- Task details: Scan the entries for the string "different" and give the number of lines that have it, nothing further.

- Information given:
━━━━━━

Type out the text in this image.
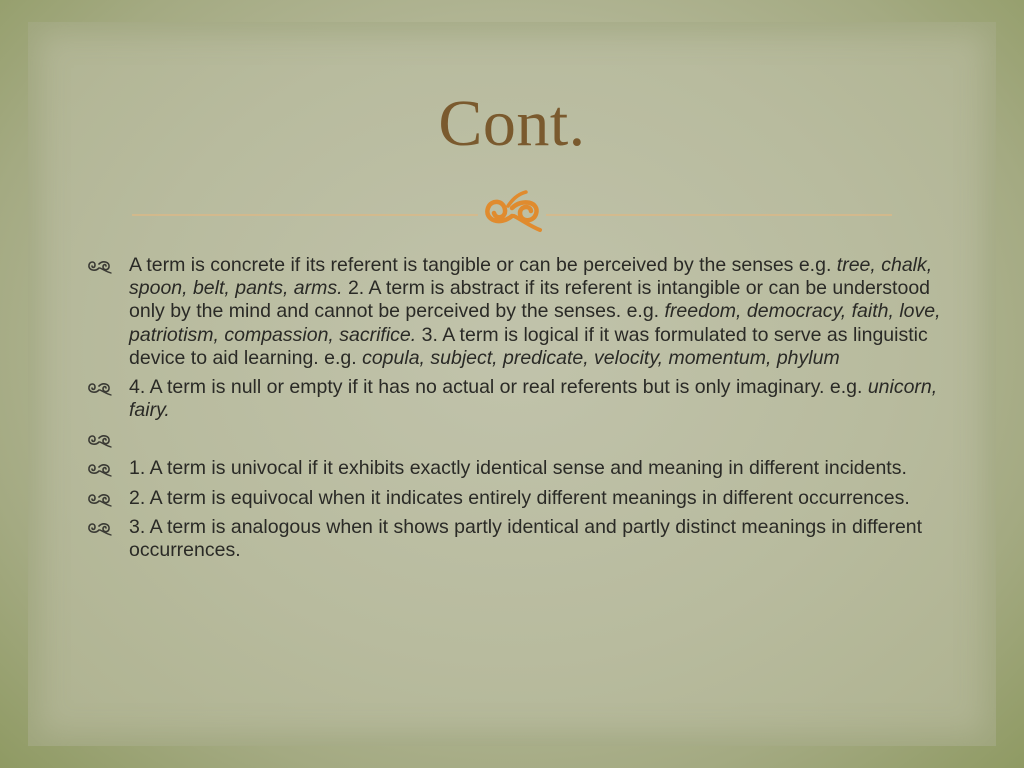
Cont.
A term is concrete if its referent is tangible or can be perceived by the senses e.g. tree, chalk, spoon, belt, pants, arms. 2. A term is abstract if its referent is intangible or can be understood only by the mind and cannot be perceived by the senses. e.g. freedom, democracy, faith, love, patriotism, compassion, sacrifice. 3. A term is logical if it was formulated to serve as linguistic device to aid learning. e.g. copula, subject, predicate, velocity, momentum, phylum
4. A term is null or empty if it has no actual or real referents but is only imaginary. e.g. unicorn, fairy.
1. A term is univocal if it exhibits exactly identical sense and meaning in different incidents.
2. A term is equivocal when it indicates entirely different meanings in different occurrences.
3. A term is analogous when it shows partly identical and partly distinct meanings in different occurrences.
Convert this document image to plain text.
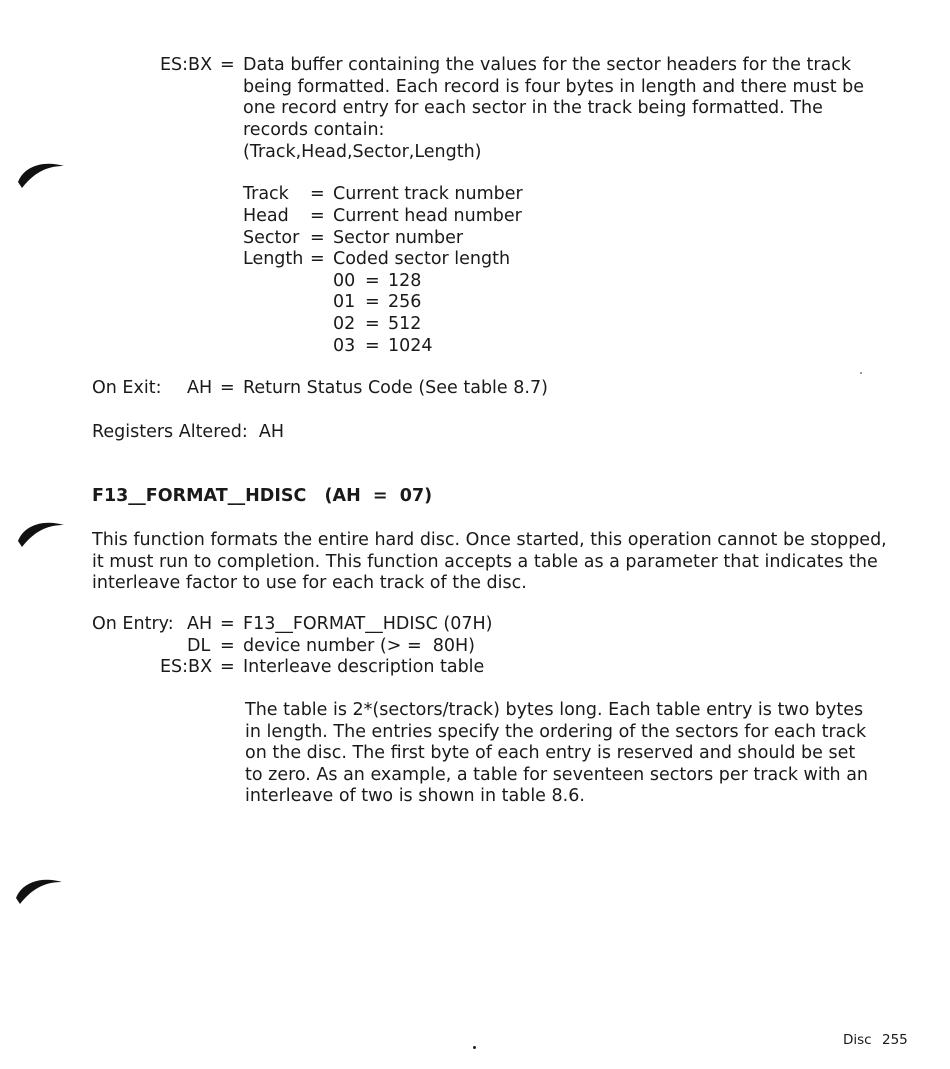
ES:BX = Data buffer containing the values for the sector headers for the track being formatted. Each record is four bytes in length and there must be one record entry for each sector in the track being formatted. The records contain:
(Track,Head,Sector,Length)
Track = Current track number
Head = Current head number
Sector = Sector number
Length = Coded sector length
00 = 128
01 = 256
02 = 512
03 = 1024
On Exit: AH = Return Status Code (See table 8.7)
Registers Altered:  AH
F13__FORMAT__HDISC   (AH  =  07)
This function formats the entire hard disc. Once started, this operation cannot be stopped, it must run to completion. This function accepts a table as a parameter that indicates the interleave factor to use for each track of the disc.
On Entry: AH = F13__FORMAT__HDISC (07H)
DL = device number (> =  80H)
ES:BX = Interleave description table
The table is 2*(sectors/track) bytes long. Each table entry is two bytes in length. The entries specify the ordering of the sectors for each track on the disc. The first byte of each entry is reserved and should be set to zero. As an example, a table for seventeen sectors per track with an interleave of two is shown in table 8.6.
Disc 255
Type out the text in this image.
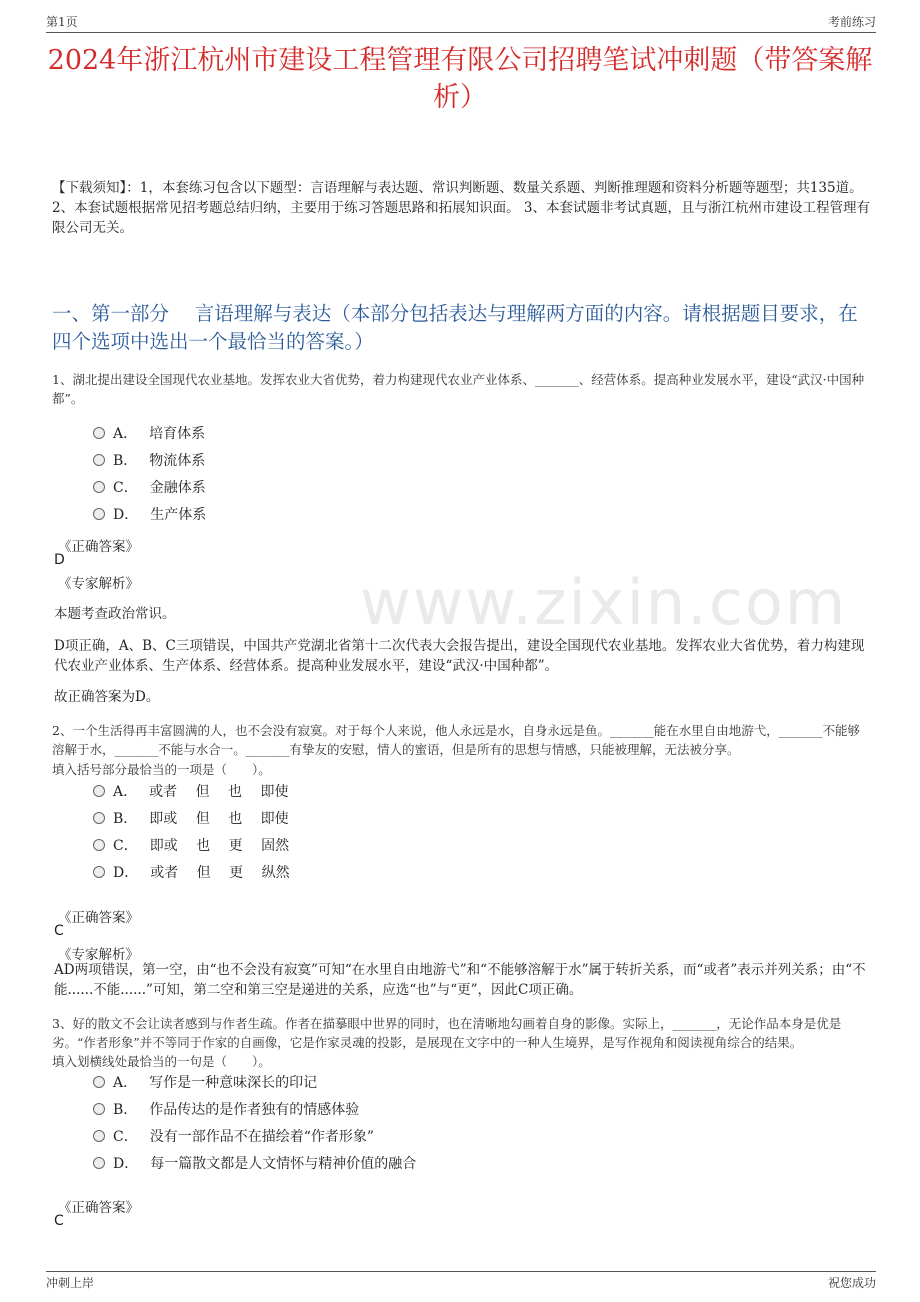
第1页	考前练习
www.zixin.com
2024年浙江杭州市建设工程管理有限公司招聘笔试冲刺题（带答案解析）
【下载须知】：1，本套练习包含以下题型：言语理解与表达题、常识判断题、数量关系题、判断推理题和资料分析题等题型；共135道。 2、本套试题根据常见招考题总结归纳，主要用于练习答题思路和拓展知识面。 3、本套试题非考试真题，且与浙江杭州市建设工程管理有限公司无关。
一、第一部分　 言语理解与表达（本部分包括表达与理解两方面的内容。请根据题目要求，在四个选项中选出一个最恰当的答案。）
1、湖北提出建设全国现代农业基地。发挥农业大省优势，着力构建现代农业产业体系、_______、经营体系。提高种业发展水平，建设“武汉·中国种都”。
A． 培育体系
B． 物流体系
C． 金融体系
D． 生产体系
《正确答案》
D
《专家解析》
本题考查政治常识。
D项正确，A、B、C三项错误，中国共产党湖北省第十二次代表大会报告提出，建设全国现代农业基地。发挥农业大省优势，着力构建现代农业产业体系、生产体系、经营体系。提高种业发展水平，建设“武汉·中国种都”。
故正确答案为D。
2、一个生活得再丰富圆满的人，也不会没有寂寞。对于每个人来说，他人永远是水，自身永远是鱼。_______能在水里自由地游弋，_______不能够溶解于水，_______不能与水合一。_______有挚友的安慰，情人的蜜语，但是所有的思想与情感，只能被理解，无法被分享。
填入括号部分最恰当的一项是（　　）。
A． 或者 但 也 即使
B． 即或 但 也 即使
C． 即或 也 更 固然
D． 或者 但 更 纵然
《正确答案》
C
《专家解析》
AD两项错误，第一空，由“也不会没有寂寞”可知“在水里自由地游弋”和“不能够溶解于水”属于转折关系，而“或者”表示并列关系；由“不能......不能......”可知，第二空和第三空是递进的关系，应选“也”与“更”，因此C项正确。
3、好的散文不会让读者感到与作者生疏。作者在描摹眼中世界的同时，也在清晰地勾画着自身的影像。实际上，_______，无论作品本身是优是劣。“作者形象”并不等同于作家的自画像，它是作家灵魂的投影，是展现在文字中的一种人生境界，是写作视角和阅读视角综合的结果。
填入划横线处最恰当的一句是（　　）。
A． 写作是一种意味深长的印记
B． 作品传达的是作者独有的情感体验
C． 没有一部作品不在描绘着“作者形象”
D． 每一篇散文都是人文情怀与精神价值的融合
《正确答案》
C
冲刺上岸	祝您成功
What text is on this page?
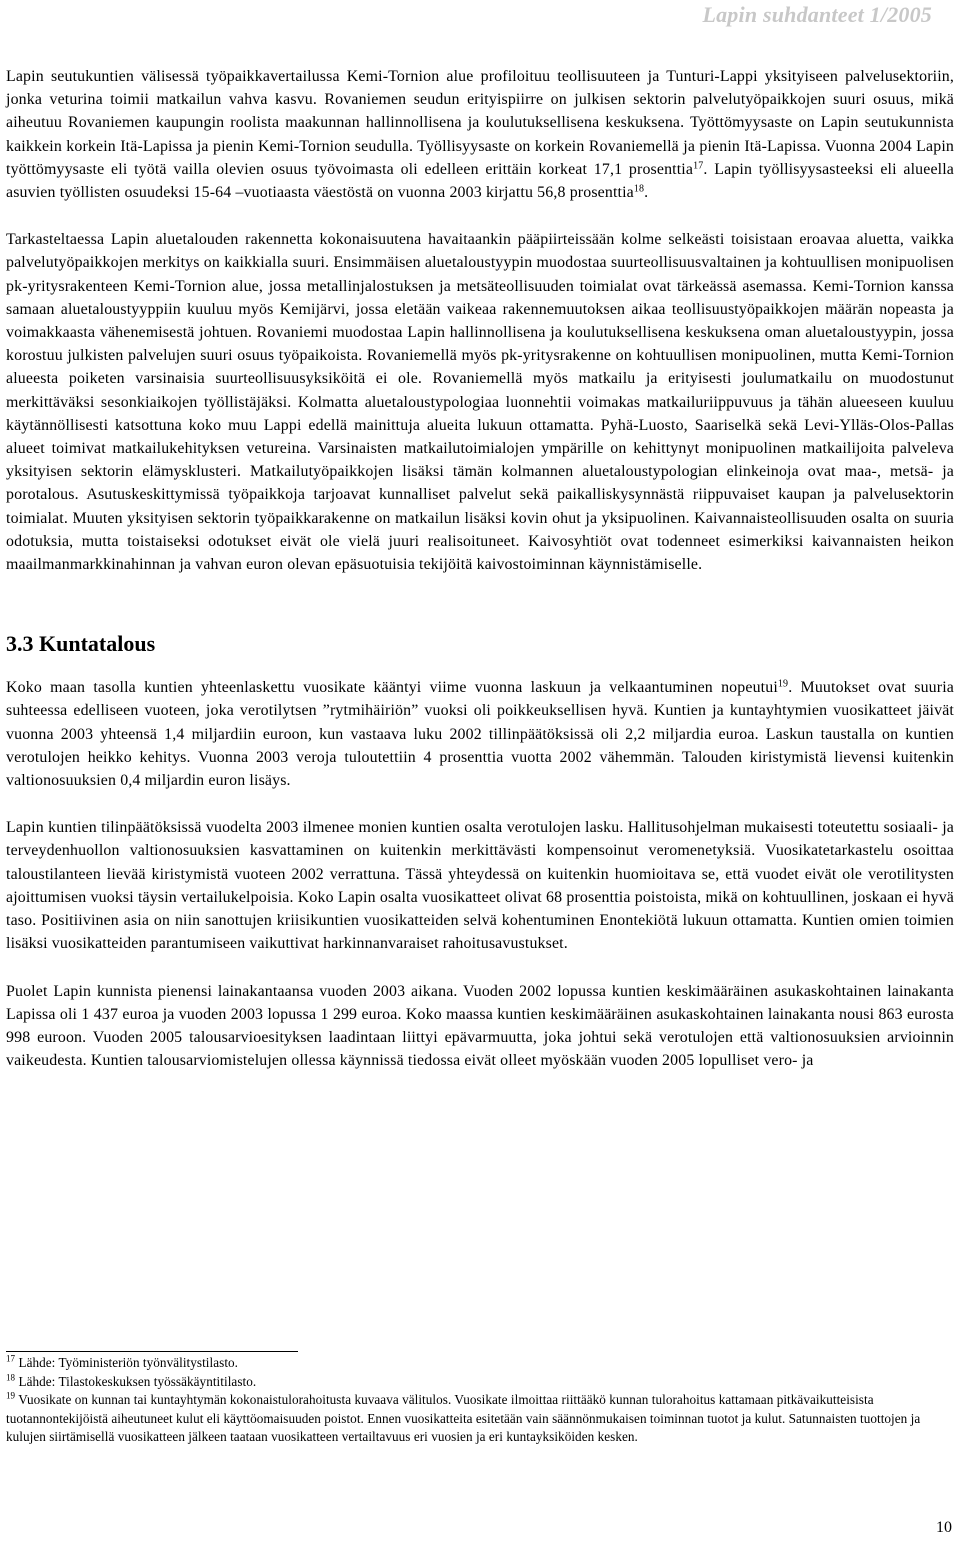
Lapin suhdanteet 1/2005

Lapin seutukuntien välisessä työpaikkavertailussa Kemi-Tornion alue profiloituu teollisuuteen ja Tunturi-Lappi yksityiseen palvelusektoriin, jonka veturina toimii matkailun vahva kasvu. Rovaniemen seudun erityispiirre on julkisen sektorin palvelutyöpaikkojen suuri osuus, mikä aiheutuu Rovaniemen kaupungin roolista maakunnan hallinnollisena ja koulutuksellisena keskuksena. Työttömyysaste on Lapin seutukunnista kaikkein korkein Itä-Lapissa ja pienin Kemi-Tornion seudulla. Työllisyysaste on korkein Rovaniemellä ja pienin Itä-Lapissa. Vuonna 2004 Lapin työttömyysaste eli työtä vailla olevien osuus työvoimasta oli edelleen erittäin korkeat 17,1 prosenttia$^{17}$. Lapin työllisyysasteeksi eli alueella asuvien työllisten osuudeksi 15-64 –vuotiaasta väestöstä on vuonna 2003 kirjattu 56,8 prosenttia$^{18}$.

Tarkasteltaessa Lapin aluetalouden rakennetta kokonaisuutena havaitaankin pääpiirteissään kolme selkeästi toisistaan eroavaa aluetta, vaikka palvelutyöpaikkojen merkitys on kaikkialla suuri. Ensimmäisen aluetaloustyypin muodostaa suurteollisuusvaltainen ja kohtuullisen monipuolisen pk-yritysrakenteen Kemi-Tornion alue, jossa metallinjalostuksen ja metsäteollisuuden toimialat ovat tärkeässä asemassa. Kemi-Tornion kanssa samaan aluetaloustyyppiin kuuluu myös Kemijärvi, jossa eletään vaikeaa rakennemuutoksen aikaa teollisuustyöpaikkojen määrän nopeasta ja voimakkaasta vähenemisestä johtuen. Rovaniemi muodostaa Lapin hallinnollisena ja koulutuksellisena keskuksena oman aluetaloustyypin, jossa korostuu julkisten palvelujen suuri osuus työpaikoista. Rovaniemellä myös pk-yritysrakenne on kohtuullisen monipuolinen, mutta Kemi-Tornion alueesta poiketen varsinaisia suurteollisuusyksiköitä ei ole. Rovaniemellä myös matkailu ja erityisesti joulumatkailu on muodostunut merkittäväksi sesonkiaikojen työllistäjäksi. Kolmatta aluetaloustypologiaa luonnehtii voimakas matkailuriippuvuus ja tähän alueeseen kuuluu käytännöllisesti katsottuna koko muu Lappi edellä mainittuja alueita lukuun ottamatta. Pyhä-Luosto, Saariselkä sekä Levi-Ylläs-Olos-Pallas alueet toimivat matkailukehityksen vetureina. Varsinaisten matkailutoimialojen ympärille on kehittynyt monipuolinen matkailijoita palveleva yksityisen sektorin elämysklusteri. Matkailutyöpaikkojen lisäksi tämän kolmannen aluetaloustypologian elinkeinoja ovat maa-, metsä- ja porotalous. Asutuskeskittymissä työpaikkoja tarjoavat kunnalliset palvelut sekä paikalliskysynnästä riippuvaiset kaupan ja palvelusektorin toimialat. Muuten yksityisen sektorin työpaikkarakenne on matkailun lisäksi kovin ohut ja yksipuolinen. Kaivannaisteollisuuden osalta on suuria odotuksia, mutta toistaiseksi odotukset eivät ole vielä juuri realisoituneet. Kaivosyhtiöt ovat todenneet esimerkiksi kaivannaisten heikon maailmanmarkkinahinnan ja vahvan euron olevan epäsuotuisia tekijöitä kaivostoiminnan käynnistämiselle.

3.3 Kuntatalous

Koko maan tasolla kuntien yhteenlaskettu vuosikate kääntyi viime vuonna laskuun ja velkaantuminen nopeutui$^{19}$. Muutokset ovat suuria suhteessa edelliseen vuoteen, joka verotilytsen ”rytmihäiriön” vuoksi oli poikkeuksellisen hyvä. Kuntien ja kuntayhtymien vuosikatteet jäivät vuonna 2003 yhteensä 1,4 miljardiin euroon, kun vastaava luku 2002 tillinpäätöksissä oli 2,2 miljardia euroa. Laskun taustalla on kuntien verotulojen heikko kehitys. Vuonna 2003 veroja tuloutettiin 4 prosenttia vuotta 2002 vähemmän. Talouden kiristymistä lievensi kuitenkin valtionosuuksien 0,4 miljardin euron lisäys.

Lapin kuntien tilinpäätöksissä vuodelta 2003 ilmenee monien kuntien osalta verotulojen lasku. Hallitusohjelman mukaisesti toteutettu sosiaali- ja terveydenhuollon valtionosuuksien kasvattaminen on kuitenkin merkittävästi kompensoinut veromenetyksiä. Vuosikatetarkastelu osoittaa taloustilanteen lievää kiristymistä vuoteen 2002 verrattuna. Tässä yhteydessä on kuitenkin huomioitava se, että vuodet eivät ole verotilitysten ajoittumisen vuoksi täysin vertailukelpoisia. Koko Lapin osalta vuosikatteet olivat 68 prosenttia poistoista, mikä on kohtuullinen, joskaan ei hyvä taso. Positiivinen asia on niin sanottujen kriisikuntien vuosikatteiden selvä kohentuminen Enontekiötä lukuun ottamatta. Kuntien omien toimien lisäksi vuosikatteiden parantumiseen vaikuttivat harkinnanvaraiset rahoitusavustukset.

Puolet Lapin kunnista pienensi lainakantaansa vuoden 2003 aikana. Vuoden 2002 lopussa kuntien keskimääräinen asukaskohtainen lainakanta Lapissa oli 1 437 euroa ja vuoden 2003 lopussa 1 299 euroa. Koko maassa kuntien keskimääräinen asukaskohtainen lainakanta nousi 863 eurosta 998 euroon. Vuoden 2005 talousarvioesityksen laadintaan liittyi epävarmuutta, joka johtui sekä verotulojen että valtionosuuksien arvioinnin vaikeudesta. Kuntien talousarviomistelujen ollessa käynnissä tiedossa eivät olleet myöskään vuoden 2005 lopulliset vero- ja

$^{17}$ Lähde: Työministeriön työnvälitystilasto.

$^{18}$ Lähde: Tilastokeskuksen työssäkäyntitilasto.

$^{19}$ Vuosikate on kunnan tai kuntayhtymän kokonaistulorahoitusta kuvaava välitulos. Vuosikate ilmoittaa riittääkö kunnan tulorahoitus kattamaan pitkävaikutteisista tuotannontekijöistä aiheutuneet kulut eli käyttöomaisuuden poistot. Ennen vuosikatteita esitetään vain säännönmukaisen toiminnan tuotot ja kulut. Satunnaisten tuottojen ja kulujen siirtämisellä vuosikatteen jälkeen taataan vuosikatteen vertailtavuus eri vuosien ja eri kuntayksiköiden kesken.

10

━━━━━━

- Exercise answer: 3